Written task:
Tally the lines that hold the string "Total", and reply with the count alone.

▼

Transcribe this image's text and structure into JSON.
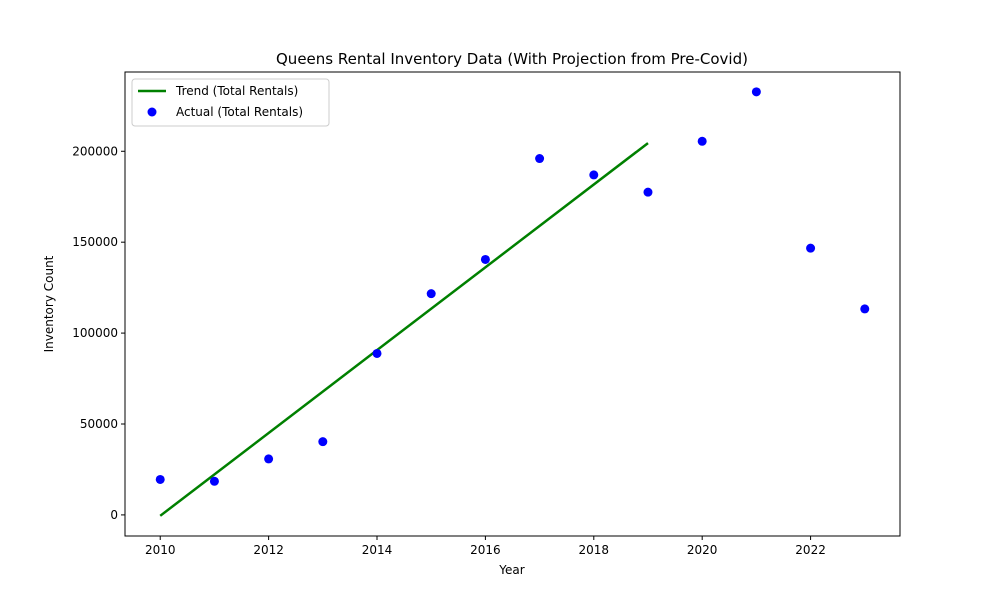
{
  "chart_data": {
    "type": "scatter",
    "title": "Queens Rental Inventory Data (With Projection from Pre-Covid)",
    "xlabel": "Year",
    "ylabel": "Inventory Count",
    "xlim": [
      2009.35,
      2023.65
    ],
    "ylim": [
      -11600,
      243600
    ],
    "xticks": [
      2010,
      2012,
      2014,
      2016,
      2018,
      2020,
      2022
    ],
    "yticks": [
      0,
      50000,
      100000,
      150000,
      200000
    ],
    "grid": false,
    "legend_position": "top-left",
    "series": [
      {
        "name": "Trend (Total Rentals)",
        "kind": "line",
        "color": "#008000",
        "x": [
          2010,
          2019
        ],
        "y": [
          -500,
          204500
        ]
      },
      {
        "name": "Actual (Total Rentals)",
        "kind": "scatter",
        "color": "#0000ff",
        "x": [
          2010,
          2011,
          2012,
          2013,
          2014,
          2015,
          2016,
          2017,
          2018,
          2019,
          2020,
          2021,
          2022,
          2023
        ],
        "y": [
          19500,
          18500,
          30800,
          40300,
          88800,
          121700,
          140500,
          196000,
          187000,
          177500,
          205500,
          232700,
          146700,
          113300
        ]
      }
    ]
  }
}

▲

Result of the task:
2